▶ WHAT YOU NEED TO DO:
Take every line from the listing below that contains "Flow".
■ ■ ■ ■ ■ ■ ■
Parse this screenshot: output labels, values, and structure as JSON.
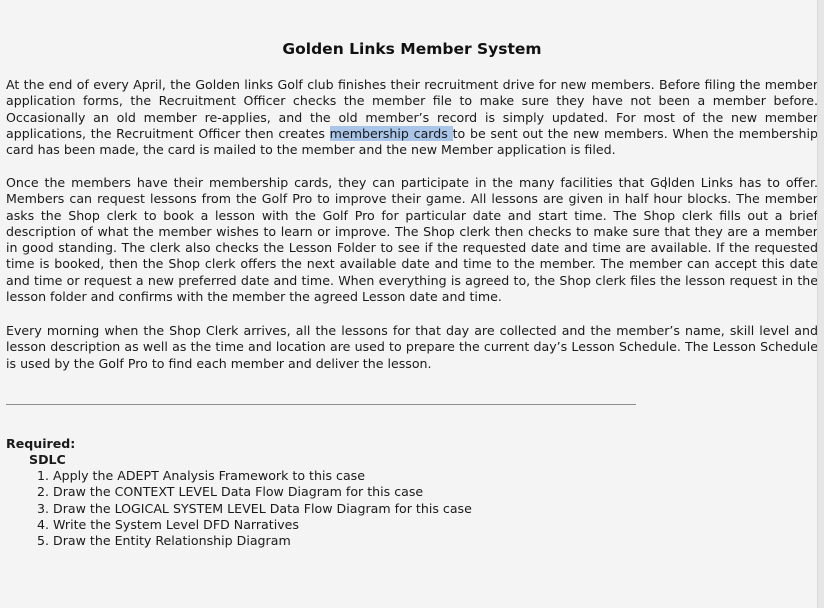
{
  "document": {
    "title": "Golden Links Member System",
    "paragraph1": {
      "before": "At the end of every April, the Golden links Golf club finishes their recruitment drive for new members. Before filing the member application forms, the Recruitment Officer checks the member file to make sure they have not been a member before. Occasionally an old member re-applies, and the old member’s record is simply updated. For most of the new member applications, the Recruitment Officer then creates ",
      "highlight": "membership cards ",
      "after": "to be sent out the new members. When the membership card has been made, the card is mailed to the member and the new Member application is filed."
    },
    "paragraph2": "Once the members have their membership cards, they can participate in the many facilities that Golden Links has to offer. Members can request lessons from the Golf Pro to improve their game. All lessons are given in half hour blocks. The member asks the Shop clerk to book a lesson with the Golf Pro for particular date and start time. The Shop clerk fills out a brief description of what the member wishes to learn or improve. The Shop clerk then checks to make sure that they are a member in good standing. The clerk also checks the Lesson Folder to see if the requested date and time are available. If the requested time is booked, then the Shop clerk offers the next available date and time to the member. The member can accept this date and time or request a new preferred date and time. When everything is agreed to, the Shop clerk files the lesson request in the lesson folder and confirms with the member the agreed Lesson date and time.",
    "paragraph3": "Every morning when the Shop Clerk arrives, all the lessons for that day are collected and the member’s name, skill level and lesson description as well as the time and location are used to prepare the current day’s Lesson Schedule. The Lesson Schedule is used by the Golf Pro to find each member and deliver the lesson.",
    "required_label": "Required:",
    "sdlc_label": "SDLC",
    "tasks": [
      "Apply the ADEPT Analysis Framework to this case",
      "Draw the CONTEXT LEVEL Data Flow Diagram for this case",
      "Draw the LOGICAL SYSTEM LEVEL Data Flow Diagram for this case",
      "Write the System Level DFD Narratives",
      "Draw the Entity Relationship Diagram"
    ]
  },
  "colors": {
    "background": "#f4f4f4",
    "text": "#1a1a1a",
    "selection_highlight": "#a9c6e8"
  }
}
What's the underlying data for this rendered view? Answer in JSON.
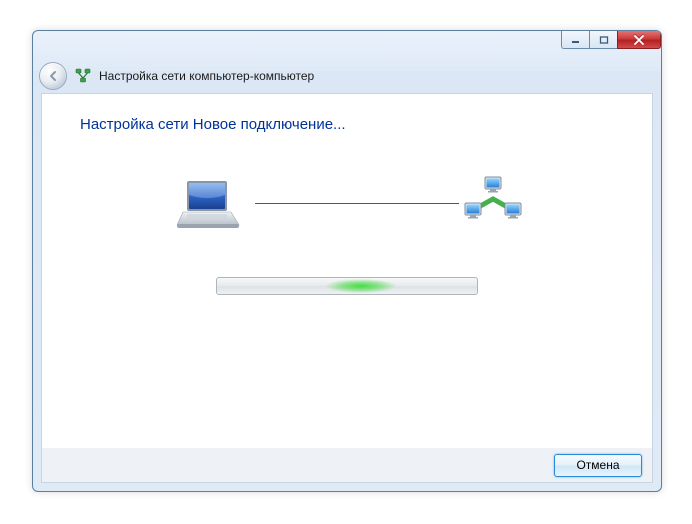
{
  "window": {
    "title": "Настройка сети компьютер-компьютер"
  },
  "content": {
    "heading": "Настройка сети Новое подключение..."
  },
  "buttons": {
    "cancel": "Отмена"
  },
  "icons": {
    "back": "back-arrow",
    "wizard": "network-adhoc",
    "laptop": "laptop",
    "network": "network-group",
    "minimize": "minimize",
    "maximize": "maximize",
    "close": "close"
  }
}
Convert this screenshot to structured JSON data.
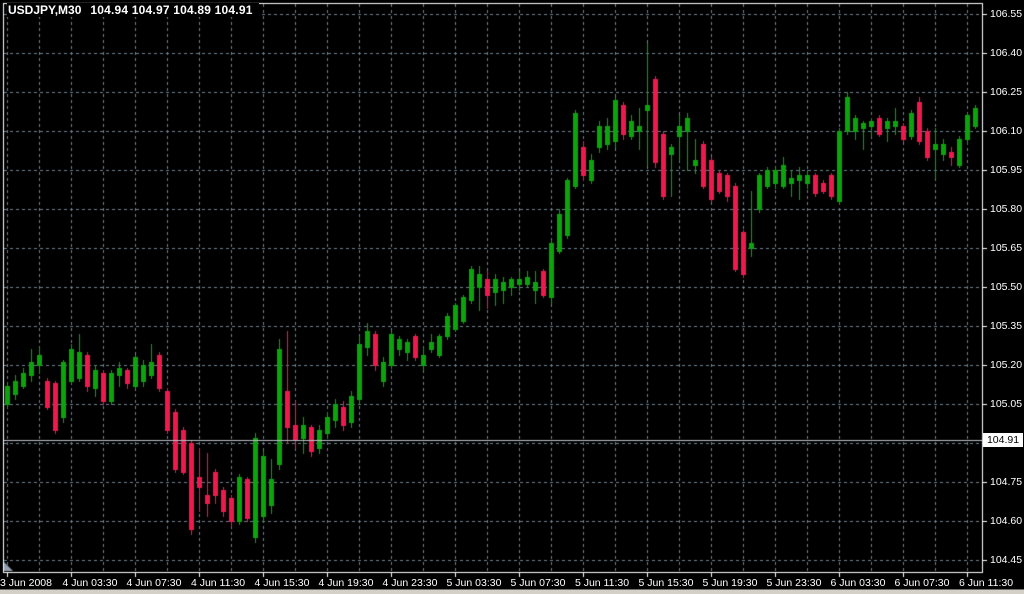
{
  "window": {
    "symbol_period": "USDJPY,M30",
    "ohlc_text": "104.94 104.97 104.89 104.91"
  },
  "chart_data": {
    "type": "candlestick",
    "title": "USDJPY,M30",
    "symbol": "USDJPY",
    "timeframe": "M30",
    "current_bar": {
      "open": 104.94,
      "high": 104.97,
      "low": 104.89,
      "close": 104.91
    },
    "bid_line": {
      "price": 104.91,
      "label": "104.91"
    },
    "colors": {
      "background": "#000000",
      "bull": "#0ca30c",
      "bear": "#ed1a4d",
      "grid": "#6e8091",
      "border": "#ffffff",
      "axis_text": "#ffffff",
      "bid_line": "#b9bec6",
      "tag_bg": "#ffffff",
      "tag_text": "#000000",
      "corner_triangle": "#93a1ae"
    },
    "y_axis": {
      "min": 104.45,
      "max": 106.55,
      "tick_step": 0.15,
      "labels": [
        "106.55",
        "106.40",
        "106.25",
        "106.10",
        "105.95",
        "105.80",
        "105.65",
        "105.50",
        "105.35",
        "105.20",
        "105.05",
        "104.75",
        "104.60",
        "104.45"
      ],
      "hidden_label_under_tag": "104.90"
    },
    "x_axis": {
      "labels": [
        "3 Jun 2008",
        "4 Jun 03:30",
        "4 Jun 07:30",
        "4 Jun 11:30",
        "4 Jun 15:30",
        "4 Jun 19:30",
        "4 Jun 23:30",
        "5 Jun 03:30",
        "5 Jun 07:30",
        "5 Jun 11:30",
        "5 Jun 15:30",
        "5 Jun 19:30",
        "5 Jun 23:30",
        "6 Jun 03:30",
        "6 Jun 07:30",
        "6 Jun 11:30"
      ],
      "bars_per_label": 8,
      "bars_per_gridline": 4
    },
    "grid": {
      "horizontal": "dashed",
      "vertical": "dashed"
    },
    "candles_ohlc": [
      [
        105.05,
        105.13,
        105.04,
        105.12
      ],
      [
        105.09,
        105.16,
        105.07,
        105.14
      ],
      [
        105.12,
        105.19,
        105.11,
        105.17
      ],
      [
        105.16,
        105.26,
        105.14,
        105.21
      ],
      [
        105.2,
        105.27,
        105.17,
        105.24
      ],
      [
        105.14,
        105.15,
        105.03,
        105.04
      ],
      [
        105.13,
        105.14,
        104.94,
        104.95
      ],
      [
        105.0,
        105.22,
        104.98,
        105.21
      ],
      [
        105.14,
        105.28,
        105.13,
        105.26
      ],
      [
        105.15,
        105.32,
        105.14,
        105.25
      ],
      [
        105.24,
        105.25,
        105.1,
        105.12
      ],
      [
        105.11,
        105.2,
        105.08,
        105.18
      ],
      [
        105.17,
        105.18,
        105.05,
        105.06
      ],
      [
        105.06,
        105.18,
        105.05,
        105.17
      ],
      [
        105.16,
        105.21,
        105.12,
        105.19
      ],
      [
        105.18,
        105.19,
        105.11,
        105.13
      ],
      [
        105.12,
        105.24,
        105.11,
        105.23
      ],
      [
        105.14,
        105.22,
        105.12,
        105.2
      ],
      [
        105.16,
        105.28,
        105.15,
        105.21
      ],
      [
        105.24,
        105.25,
        105.1,
        105.11
      ],
      [
        105.1,
        105.11,
        104.94,
        104.95
      ],
      [
        105.02,
        105.03,
        104.79,
        104.8
      ],
      [
        104.95,
        104.96,
        104.78,
        104.79
      ],
      [
        104.9,
        104.91,
        104.55,
        104.57
      ],
      [
        104.77,
        104.88,
        104.64,
        104.73
      ],
      [
        104.7,
        104.86,
        104.62,
        104.67
      ],
      [
        104.79,
        104.8,
        104.67,
        104.7
      ],
      [
        104.72,
        104.73,
        104.62,
        104.64
      ],
      [
        104.69,
        104.7,
        104.58,
        104.6
      ],
      [
        104.6,
        104.78,
        104.59,
        104.77
      ],
      [
        104.76,
        104.77,
        104.6,
        104.61
      ],
      [
        104.54,
        104.94,
        104.52,
        104.92
      ],
      [
        104.62,
        104.87,
        104.6,
        104.85
      ],
      [
        104.66,
        104.84,
        104.63,
        104.76
      ],
      [
        104.82,
        105.3,
        104.8,
        105.26
      ],
      [
        105.1,
        105.33,
        104.9,
        104.96
      ],
      [
        104.97,
        105.06,
        104.88,
        104.91
      ],
      [
        104.92,
        105.0,
        104.86,
        104.97
      ],
      [
        104.96,
        104.97,
        104.85,
        104.87
      ],
      [
        104.88,
        104.97,
        104.86,
        104.95
      ],
      [
        104.94,
        105.02,
        104.92,
        105.0
      ],
      [
        104.99,
        105.07,
        104.96,
        105.05
      ],
      [
        105.04,
        105.06,
        104.95,
        104.97
      ],
      [
        104.98,
        105.1,
        104.96,
        105.08
      ],
      [
        105.07,
        105.31,
        105.05,
        105.28
      ],
      [
        105.27,
        105.36,
        105.24,
        105.33
      ],
      [
        105.32,
        105.33,
        105.18,
        105.2
      ],
      [
        105.14,
        105.23,
        105.12,
        105.21
      ],
      [
        105.2,
        105.33,
        105.19,
        105.32
      ],
      [
        105.26,
        105.31,
        105.24,
        105.3
      ],
      [
        105.25,
        105.3,
        105.22,
        105.29
      ],
      [
        105.31,
        105.32,
        105.22,
        105.23
      ],
      [
        105.2,
        105.27,
        105.18,
        105.24
      ],
      [
        105.26,
        105.32,
        105.25,
        105.29
      ],
      [
        105.24,
        105.32,
        105.23,
        105.31
      ],
      [
        105.31,
        105.4,
        105.3,
        105.39
      ],
      [
        105.34,
        105.44,
        105.33,
        105.43
      ],
      [
        105.37,
        105.47,
        105.36,
        105.46
      ],
      [
        105.45,
        105.58,
        105.44,
        105.57
      ],
      [
        105.5,
        105.58,
        105.41,
        105.55
      ],
      [
        105.53,
        105.56,
        105.42,
        105.47
      ],
      [
        105.48,
        105.55,
        105.43,
        105.53
      ],
      [
        105.49,
        105.54,
        105.44,
        105.52
      ],
      [
        105.5,
        105.54,
        105.47,
        105.53
      ],
      [
        105.51,
        105.56,
        105.49,
        105.53
      ],
      [
        105.51,
        105.56,
        105.5,
        105.54
      ],
      [
        105.49,
        105.56,
        105.44,
        105.52
      ],
      [
        105.56,
        105.57,
        105.46,
        105.47
      ],
      [
        105.46,
        105.68,
        105.44,
        105.67
      ],
      [
        105.64,
        105.8,
        105.63,
        105.78
      ],
      [
        105.7,
        105.92,
        105.69,
        105.91
      ],
      [
        105.89,
        106.18,
        105.88,
        106.17
      ],
      [
        106.04,
        106.06,
        105.91,
        105.93
      ],
      [
        105.91,
        106.01,
        105.9,
        105.99
      ],
      [
        106.04,
        106.14,
        106.02,
        106.12
      ],
      [
        106.05,
        106.15,
        106.03,
        106.12
      ],
      [
        106.06,
        106.23,
        106.04,
        106.22
      ],
      [
        106.2,
        106.21,
        106.07,
        106.09
      ],
      [
        106.08,
        106.16,
        106.07,
        106.14
      ],
      [
        106.1,
        106.19,
        106.03,
        106.12
      ],
      [
        106.18,
        106.44,
        105.97,
        106.2
      ],
      [
        106.3,
        106.31,
        105.96,
        105.98
      ],
      [
        106.09,
        106.1,
        105.84,
        105.85
      ],
      [
        106.01,
        106.05,
        105.85,
        106.04
      ],
      [
        106.08,
        106.16,
        105.99,
        106.12
      ],
      [
        106.1,
        106.17,
        105.95,
        106.15
      ],
      [
        105.97,
        106.07,
        105.94,
        105.99
      ],
      [
        106.05,
        106.06,
        105.88,
        105.89
      ],
      [
        105.99,
        106.0,
        105.83,
        105.84
      ],
      [
        105.94,
        105.95,
        105.86,
        105.87
      ],
      [
        105.93,
        105.94,
        105.83,
        105.85
      ],
      [
        105.89,
        105.9,
        105.56,
        105.57
      ],
      [
        105.71,
        105.72,
        105.54,
        105.55
      ],
      [
        105.65,
        105.87,
        105.62,
        105.67
      ],
      [
        105.8,
        105.94,
        105.79,
        105.93
      ],
      [
        105.89,
        105.96,
        105.88,
        105.95
      ],
      [
        105.9,
        105.96,
        105.88,
        105.95
      ],
      [
        105.89,
        106.0,
        105.88,
        105.97
      ],
      [
        105.9,
        105.95,
        105.85,
        105.92
      ],
      [
        105.91,
        105.96,
        105.84,
        105.93
      ],
      [
        105.9,
        105.95,
        105.88,
        105.93
      ],
      [
        105.93,
        105.94,
        105.85,
        105.86
      ],
      [
        105.9,
        105.91,
        105.86,
        105.87
      ],
      [
        105.93,
        105.94,
        105.84,
        105.85
      ],
      [
        105.83,
        106.11,
        105.82,
        106.1
      ],
      [
        106.1,
        106.25,
        106.09,
        106.23
      ],
      [
        106.1,
        106.16,
        106.07,
        106.15
      ],
      [
        106.11,
        106.14,
        106.03,
        106.13
      ],
      [
        106.12,
        106.15,
        106.08,
        106.14
      ],
      [
        106.15,
        106.16,
        106.08,
        106.09
      ],
      [
        106.11,
        106.15,
        106.06,
        106.14
      ],
      [
        106.12,
        106.19,
        106.09,
        106.14
      ],
      [
        106.12,
        106.13,
        106.06,
        106.07
      ],
      [
        106.08,
        106.18,
        106.07,
        106.17
      ],
      [
        106.21,
        106.23,
        106.05,
        106.06
      ],
      [
        106.1,
        106.11,
        105.99,
        106.0
      ],
      [
        106.03,
        106.11,
        105.92,
        106.05
      ],
      [
        106.01,
        106.07,
        105.99,
        106.05
      ],
      [
        106.02,
        106.04,
        105.97,
        106.0
      ],
      [
        105.97,
        106.08,
        105.96,
        106.07
      ],
      [
        106.07,
        106.17,
        106.05,
        106.16
      ],
      [
        106.12,
        106.2,
        106.11,
        106.19
      ]
    ]
  }
}
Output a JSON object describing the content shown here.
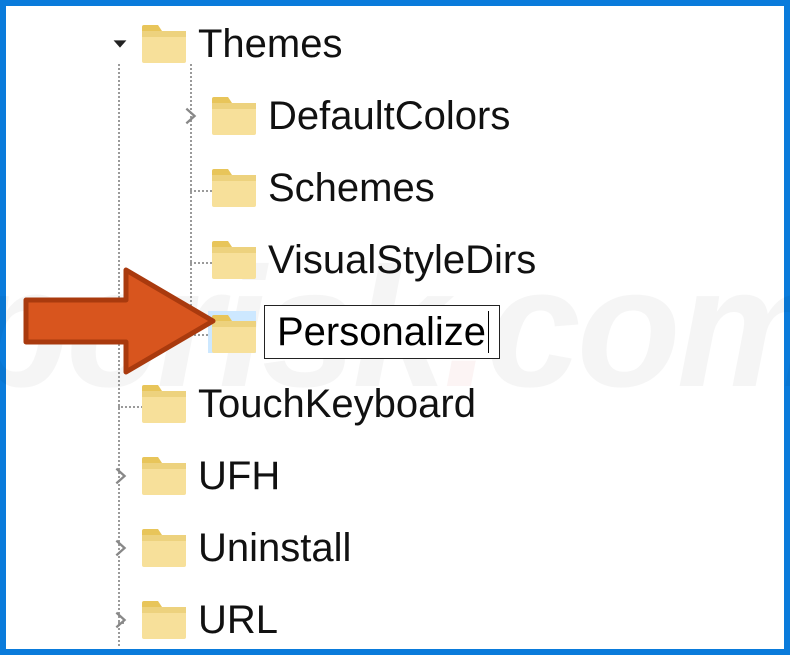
{
  "tree": {
    "root_label": "Themes",
    "children": [
      {
        "label": "DefaultColors",
        "expandable": true
      },
      {
        "label": "Schemes",
        "expandable": false
      },
      {
        "label": "VisualStyleDirs",
        "expandable": false
      },
      {
        "label": "Personalize",
        "expandable": false,
        "editing": true,
        "highlighted": true
      }
    ]
  },
  "siblings_after": [
    {
      "label": "TouchKeyboard",
      "expandable": false
    },
    {
      "label": "UFH",
      "expandable": true
    },
    {
      "label": "Uninstall",
      "expandable": true
    },
    {
      "label": "URL",
      "expandable": true
    }
  ],
  "icons": {
    "chevron_down": "chevron-down",
    "chevron_right": "chevron-right",
    "folder": "folder"
  },
  "annotation": {
    "arrow_color": "#d8551e",
    "arrow_stroke": "#a93a0e"
  }
}
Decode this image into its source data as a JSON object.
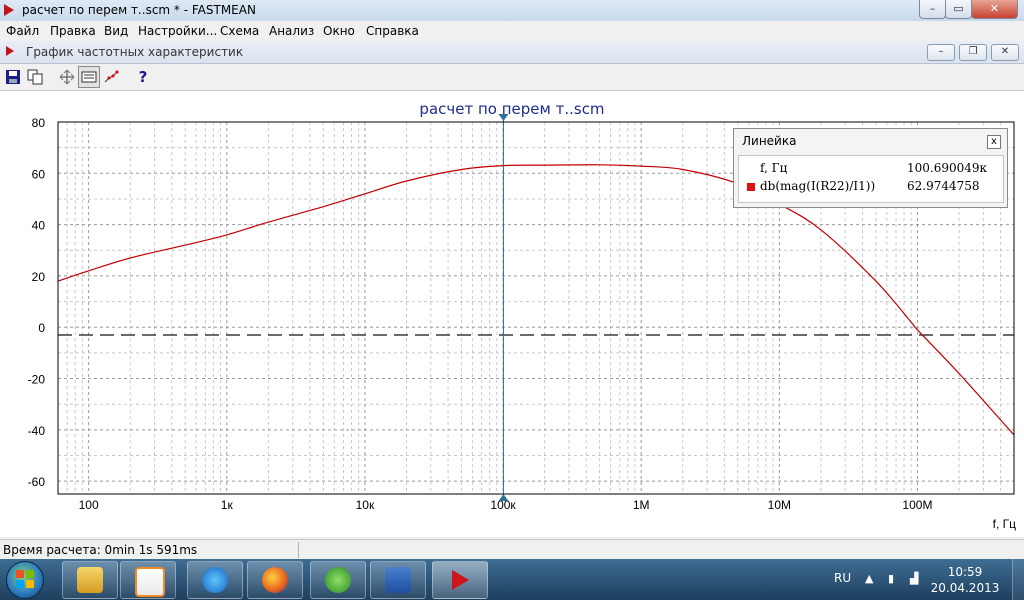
■ ■ ■ ■ ■ ■ ■
▶ ANSWER FOR THIS EXERCISE:
      "Draw the CONTEXT LEVEL Data Flow Diagram for this case",
      "Draw the LOGICAL SYSTEM LEVEL Data Flow Diagram for this case",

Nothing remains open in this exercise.